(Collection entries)
▬▬▬▬▬▬▬▬▬▬
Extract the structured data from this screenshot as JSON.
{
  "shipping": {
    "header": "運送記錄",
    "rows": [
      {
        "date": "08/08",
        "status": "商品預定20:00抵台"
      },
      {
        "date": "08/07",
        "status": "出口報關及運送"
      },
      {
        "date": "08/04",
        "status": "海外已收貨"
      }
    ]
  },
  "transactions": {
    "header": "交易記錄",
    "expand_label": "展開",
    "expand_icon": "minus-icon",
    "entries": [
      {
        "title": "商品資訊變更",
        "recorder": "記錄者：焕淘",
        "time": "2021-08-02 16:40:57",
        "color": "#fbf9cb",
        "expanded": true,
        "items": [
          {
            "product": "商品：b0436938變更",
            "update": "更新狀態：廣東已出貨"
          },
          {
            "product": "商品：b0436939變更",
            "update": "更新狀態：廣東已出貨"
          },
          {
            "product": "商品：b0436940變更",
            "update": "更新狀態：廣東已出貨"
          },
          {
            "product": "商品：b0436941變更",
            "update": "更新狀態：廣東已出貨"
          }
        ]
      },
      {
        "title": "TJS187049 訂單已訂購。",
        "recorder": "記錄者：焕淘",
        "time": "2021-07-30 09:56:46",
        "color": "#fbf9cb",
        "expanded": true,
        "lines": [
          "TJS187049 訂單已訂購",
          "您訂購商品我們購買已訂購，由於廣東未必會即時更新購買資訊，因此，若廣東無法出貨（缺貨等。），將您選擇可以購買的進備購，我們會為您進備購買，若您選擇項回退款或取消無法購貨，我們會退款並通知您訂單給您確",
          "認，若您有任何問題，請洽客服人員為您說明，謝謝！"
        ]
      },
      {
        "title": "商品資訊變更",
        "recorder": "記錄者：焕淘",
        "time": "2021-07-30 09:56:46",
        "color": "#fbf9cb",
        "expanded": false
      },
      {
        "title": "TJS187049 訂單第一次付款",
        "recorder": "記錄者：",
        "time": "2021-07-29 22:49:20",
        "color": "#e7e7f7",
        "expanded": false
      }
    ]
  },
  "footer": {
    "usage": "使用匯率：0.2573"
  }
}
▬▬▬▬▬▬▬▬▬▬
_WHAT THE TASK ASKS:_
Repeat every line of the material exactly as given.

_EXERCISE OUTPUT:_
Extract the structured data from this screenshot as JSON.
{
  "shipping": {
    "header": "運送記錄",
    "rows": [
      {
        "date": "08/08",
        "status": "商品預定20:00抵台"
      },
      {
        "date": "08/07",
        "status": "出口報關及運送"
      },
      {
        "date": "08/04",
        "status": "海外已收貨"
      }
    ]
  },
  "transactions": {
    "header": "交易記錄",
    "expand_label": "展開",
    "expand_icon": "minus-icon",
    "entries": [
      {
        "title": "商品資訊變更",
        "recorder": "記錄者：焕淘",
        "time": "2021-08-02 16:40:57",
        "color": "#fbf9cb",
        "expanded": true,
        "items": [
          {
            "product": "商品：b0436938變更",
            "update": "更新狀態：廣東已出貨"
          },
          {
            "product": "商品：b0436939變更",
            "update": "更新狀態：廣東已出貨"
          },
          {
            "product": "商品：b0436940變更",
            "update": "更新狀態：廣東已出貨"
          },
          {
            "product": "商品：b0436941變更",
            "update": "更新狀態：廣東已出貨"
          }
        ]
      },
      {
        "title": "TJS187049 訂單已訂購。",
        "recorder": "記錄者：焕淘",
        "time": "2021-07-30 09:56:46",
        "color": "#fbf9cb",
        "expanded": true,
        "lines": [
          "TJS187049 訂單已訂購",
          "您訂購商品我們購買已訂購，由於廣東未必會即時更新購買資訊，因此，若廣東無法出貨（缺貨等。），將您選擇可以購買的進備購，我們會為您進備購買，若您選擇項回退款或取消無法購貨，我們會退款並通知您訂單給您確",
          "認，若您有任何問題，請洽客服人員為您說明，謝謝！"
        ]
      },
      {
        "title": "商品資訊變更",
        "recorder": "記錄者：焕淘",
        "time": "2021-07-30 09:56:46",
        "color": "#fbf9cb",
        "expanded": false
      },
      {
        "title": "TJS187049 訂單第一次付款",
        "recorder": "記錄者：",
        "time": "2021-07-29 22:49:20",
        "color": "#e7e7f7",
        "expanded": false
      }
    ]
  },
  "footer": {
    "usage": "使用匯率：0.2573"
  }
}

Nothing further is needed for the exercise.